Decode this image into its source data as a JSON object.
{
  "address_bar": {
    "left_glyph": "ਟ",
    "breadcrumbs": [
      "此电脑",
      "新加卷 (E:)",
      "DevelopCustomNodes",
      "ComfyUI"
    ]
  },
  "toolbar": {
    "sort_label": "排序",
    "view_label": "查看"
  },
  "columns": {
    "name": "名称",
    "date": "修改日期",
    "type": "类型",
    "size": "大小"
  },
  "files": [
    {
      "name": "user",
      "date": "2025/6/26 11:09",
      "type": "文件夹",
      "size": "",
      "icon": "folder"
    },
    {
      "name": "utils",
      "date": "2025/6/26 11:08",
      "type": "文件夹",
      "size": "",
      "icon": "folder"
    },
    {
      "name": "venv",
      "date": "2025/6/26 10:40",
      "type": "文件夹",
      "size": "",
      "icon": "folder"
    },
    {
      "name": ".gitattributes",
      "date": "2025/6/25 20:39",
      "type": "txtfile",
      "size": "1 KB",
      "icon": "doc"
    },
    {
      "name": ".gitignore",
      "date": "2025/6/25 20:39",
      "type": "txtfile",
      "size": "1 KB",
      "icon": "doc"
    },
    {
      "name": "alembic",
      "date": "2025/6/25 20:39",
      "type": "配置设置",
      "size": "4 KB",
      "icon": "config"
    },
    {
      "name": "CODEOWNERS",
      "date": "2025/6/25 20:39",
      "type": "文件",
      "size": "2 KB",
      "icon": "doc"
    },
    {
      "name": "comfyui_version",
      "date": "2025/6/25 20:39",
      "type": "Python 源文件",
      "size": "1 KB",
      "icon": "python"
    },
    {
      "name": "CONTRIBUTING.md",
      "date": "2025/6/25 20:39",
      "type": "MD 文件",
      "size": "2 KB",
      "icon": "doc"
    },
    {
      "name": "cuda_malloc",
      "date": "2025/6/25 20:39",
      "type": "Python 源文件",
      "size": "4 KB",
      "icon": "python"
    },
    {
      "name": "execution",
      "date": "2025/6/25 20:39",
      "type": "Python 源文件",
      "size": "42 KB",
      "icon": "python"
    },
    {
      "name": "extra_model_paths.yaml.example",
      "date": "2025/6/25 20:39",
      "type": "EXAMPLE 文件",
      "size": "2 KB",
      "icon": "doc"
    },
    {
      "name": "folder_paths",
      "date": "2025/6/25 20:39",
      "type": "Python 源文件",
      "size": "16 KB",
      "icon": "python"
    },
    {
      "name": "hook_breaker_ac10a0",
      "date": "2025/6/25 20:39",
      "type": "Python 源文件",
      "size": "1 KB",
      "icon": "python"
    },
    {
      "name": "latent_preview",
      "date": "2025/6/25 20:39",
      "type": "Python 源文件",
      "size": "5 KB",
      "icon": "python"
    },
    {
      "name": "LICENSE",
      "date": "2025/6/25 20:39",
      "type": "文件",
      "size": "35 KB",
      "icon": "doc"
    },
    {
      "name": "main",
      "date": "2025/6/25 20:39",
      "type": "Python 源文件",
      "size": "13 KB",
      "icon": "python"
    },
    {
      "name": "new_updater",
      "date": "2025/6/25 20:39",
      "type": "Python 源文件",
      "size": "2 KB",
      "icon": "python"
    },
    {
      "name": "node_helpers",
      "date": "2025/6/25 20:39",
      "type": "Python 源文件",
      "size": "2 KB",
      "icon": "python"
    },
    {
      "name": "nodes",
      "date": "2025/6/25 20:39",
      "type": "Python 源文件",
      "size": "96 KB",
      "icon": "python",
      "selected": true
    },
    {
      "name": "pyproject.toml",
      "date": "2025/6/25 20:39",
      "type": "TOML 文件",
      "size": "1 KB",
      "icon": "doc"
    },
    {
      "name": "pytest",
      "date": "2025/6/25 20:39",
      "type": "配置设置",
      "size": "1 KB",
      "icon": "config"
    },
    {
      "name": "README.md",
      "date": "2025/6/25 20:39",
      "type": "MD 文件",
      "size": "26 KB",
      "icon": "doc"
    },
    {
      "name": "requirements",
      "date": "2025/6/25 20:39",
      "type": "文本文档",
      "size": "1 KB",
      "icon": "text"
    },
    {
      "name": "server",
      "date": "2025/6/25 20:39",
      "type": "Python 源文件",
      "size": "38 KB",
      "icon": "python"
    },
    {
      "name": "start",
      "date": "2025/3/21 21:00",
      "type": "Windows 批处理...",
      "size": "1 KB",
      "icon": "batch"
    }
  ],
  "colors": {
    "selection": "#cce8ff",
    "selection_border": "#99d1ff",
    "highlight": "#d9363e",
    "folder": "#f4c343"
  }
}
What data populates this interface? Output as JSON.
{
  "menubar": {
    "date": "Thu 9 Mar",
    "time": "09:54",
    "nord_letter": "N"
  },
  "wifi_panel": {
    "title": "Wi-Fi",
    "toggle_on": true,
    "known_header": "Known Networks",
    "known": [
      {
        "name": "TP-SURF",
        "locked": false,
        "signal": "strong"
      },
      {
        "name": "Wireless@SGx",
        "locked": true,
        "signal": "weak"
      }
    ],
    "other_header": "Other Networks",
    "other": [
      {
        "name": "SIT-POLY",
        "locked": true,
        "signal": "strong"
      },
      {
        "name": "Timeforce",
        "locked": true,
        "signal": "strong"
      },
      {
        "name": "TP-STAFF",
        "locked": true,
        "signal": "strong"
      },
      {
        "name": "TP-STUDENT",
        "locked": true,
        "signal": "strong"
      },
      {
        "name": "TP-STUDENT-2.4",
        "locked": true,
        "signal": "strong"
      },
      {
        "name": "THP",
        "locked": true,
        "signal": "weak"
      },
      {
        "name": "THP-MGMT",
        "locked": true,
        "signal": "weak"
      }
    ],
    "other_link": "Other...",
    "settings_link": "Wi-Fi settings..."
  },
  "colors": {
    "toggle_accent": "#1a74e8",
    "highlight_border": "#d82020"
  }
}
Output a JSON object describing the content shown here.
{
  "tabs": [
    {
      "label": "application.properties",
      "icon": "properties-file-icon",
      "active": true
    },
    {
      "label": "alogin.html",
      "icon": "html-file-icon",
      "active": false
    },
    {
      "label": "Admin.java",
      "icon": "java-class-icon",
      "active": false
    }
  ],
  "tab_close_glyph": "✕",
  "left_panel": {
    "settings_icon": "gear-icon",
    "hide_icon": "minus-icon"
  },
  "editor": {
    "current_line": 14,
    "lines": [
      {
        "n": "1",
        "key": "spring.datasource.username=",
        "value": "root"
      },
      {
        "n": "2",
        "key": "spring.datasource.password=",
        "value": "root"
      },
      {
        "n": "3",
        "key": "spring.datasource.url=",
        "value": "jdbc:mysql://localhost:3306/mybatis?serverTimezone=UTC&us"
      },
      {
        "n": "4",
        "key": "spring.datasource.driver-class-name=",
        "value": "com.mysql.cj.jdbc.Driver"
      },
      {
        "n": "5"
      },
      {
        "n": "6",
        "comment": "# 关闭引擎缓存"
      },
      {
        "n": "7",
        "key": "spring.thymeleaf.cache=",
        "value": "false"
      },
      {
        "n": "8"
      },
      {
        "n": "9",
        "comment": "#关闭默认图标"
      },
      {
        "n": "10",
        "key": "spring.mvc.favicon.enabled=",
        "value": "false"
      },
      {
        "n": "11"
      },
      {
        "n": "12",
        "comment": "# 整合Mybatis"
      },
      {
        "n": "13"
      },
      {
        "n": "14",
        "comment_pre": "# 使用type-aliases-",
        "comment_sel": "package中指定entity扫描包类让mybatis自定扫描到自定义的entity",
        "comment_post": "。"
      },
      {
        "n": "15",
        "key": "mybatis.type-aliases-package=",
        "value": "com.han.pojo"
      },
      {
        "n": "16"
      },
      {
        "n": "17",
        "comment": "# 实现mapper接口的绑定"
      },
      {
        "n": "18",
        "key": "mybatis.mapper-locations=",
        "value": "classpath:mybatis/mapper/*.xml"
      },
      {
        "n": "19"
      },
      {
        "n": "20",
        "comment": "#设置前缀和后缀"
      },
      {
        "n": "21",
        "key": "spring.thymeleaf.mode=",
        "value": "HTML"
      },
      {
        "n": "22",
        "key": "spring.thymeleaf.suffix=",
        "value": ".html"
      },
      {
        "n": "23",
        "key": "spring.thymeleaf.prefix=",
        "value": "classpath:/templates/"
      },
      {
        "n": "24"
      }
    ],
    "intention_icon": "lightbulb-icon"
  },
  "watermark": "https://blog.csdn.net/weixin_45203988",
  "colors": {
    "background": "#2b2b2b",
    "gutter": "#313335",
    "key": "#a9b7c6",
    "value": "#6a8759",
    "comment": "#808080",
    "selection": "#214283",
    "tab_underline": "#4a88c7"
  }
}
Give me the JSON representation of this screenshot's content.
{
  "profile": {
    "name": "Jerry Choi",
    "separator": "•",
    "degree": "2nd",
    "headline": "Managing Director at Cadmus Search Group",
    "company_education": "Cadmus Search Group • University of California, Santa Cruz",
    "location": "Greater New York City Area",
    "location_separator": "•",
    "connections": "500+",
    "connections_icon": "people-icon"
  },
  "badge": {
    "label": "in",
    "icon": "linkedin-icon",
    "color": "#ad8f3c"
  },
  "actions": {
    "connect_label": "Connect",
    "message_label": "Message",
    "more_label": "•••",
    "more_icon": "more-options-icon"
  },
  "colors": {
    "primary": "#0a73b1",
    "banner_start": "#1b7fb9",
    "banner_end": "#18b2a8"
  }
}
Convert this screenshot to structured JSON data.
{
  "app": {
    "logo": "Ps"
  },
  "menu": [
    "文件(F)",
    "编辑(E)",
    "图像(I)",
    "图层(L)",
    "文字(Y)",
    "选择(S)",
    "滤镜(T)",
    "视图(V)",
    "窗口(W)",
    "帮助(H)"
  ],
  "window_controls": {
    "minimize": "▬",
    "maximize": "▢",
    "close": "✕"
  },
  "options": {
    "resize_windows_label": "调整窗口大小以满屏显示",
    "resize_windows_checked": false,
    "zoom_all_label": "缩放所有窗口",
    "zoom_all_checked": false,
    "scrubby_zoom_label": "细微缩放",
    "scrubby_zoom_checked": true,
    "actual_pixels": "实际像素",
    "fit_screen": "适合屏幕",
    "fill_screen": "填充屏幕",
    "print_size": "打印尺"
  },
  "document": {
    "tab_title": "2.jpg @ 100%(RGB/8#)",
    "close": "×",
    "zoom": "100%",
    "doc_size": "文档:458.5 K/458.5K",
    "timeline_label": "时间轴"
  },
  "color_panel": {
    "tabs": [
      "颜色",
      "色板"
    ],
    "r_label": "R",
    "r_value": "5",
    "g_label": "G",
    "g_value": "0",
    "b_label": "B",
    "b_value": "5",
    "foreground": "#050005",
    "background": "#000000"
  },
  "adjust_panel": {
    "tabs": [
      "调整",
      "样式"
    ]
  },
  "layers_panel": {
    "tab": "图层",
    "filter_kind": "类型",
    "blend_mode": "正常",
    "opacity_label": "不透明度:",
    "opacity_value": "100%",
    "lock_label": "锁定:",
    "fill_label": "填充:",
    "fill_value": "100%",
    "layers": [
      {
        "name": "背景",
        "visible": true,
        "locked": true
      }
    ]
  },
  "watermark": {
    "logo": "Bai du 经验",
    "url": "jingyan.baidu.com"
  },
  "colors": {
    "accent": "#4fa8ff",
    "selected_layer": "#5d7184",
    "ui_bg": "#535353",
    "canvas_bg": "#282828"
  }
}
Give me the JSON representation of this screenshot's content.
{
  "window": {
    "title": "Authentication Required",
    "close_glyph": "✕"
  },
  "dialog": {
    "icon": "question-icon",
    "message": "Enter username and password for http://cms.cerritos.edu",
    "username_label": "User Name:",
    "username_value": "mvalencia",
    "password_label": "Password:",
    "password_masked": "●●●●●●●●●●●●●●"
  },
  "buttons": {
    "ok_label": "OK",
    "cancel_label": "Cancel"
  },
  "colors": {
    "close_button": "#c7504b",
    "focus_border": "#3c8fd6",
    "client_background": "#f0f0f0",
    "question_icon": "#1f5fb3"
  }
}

########

# TASK STATEMENT:
Copy out every line where the word "Cadmus" occurs.

# TASK OUTPUT:
    "headline": "Managing Director at Cadmus Search Group",
    "company_education": "Cadmus Search Group • University of California, Santa Cruz",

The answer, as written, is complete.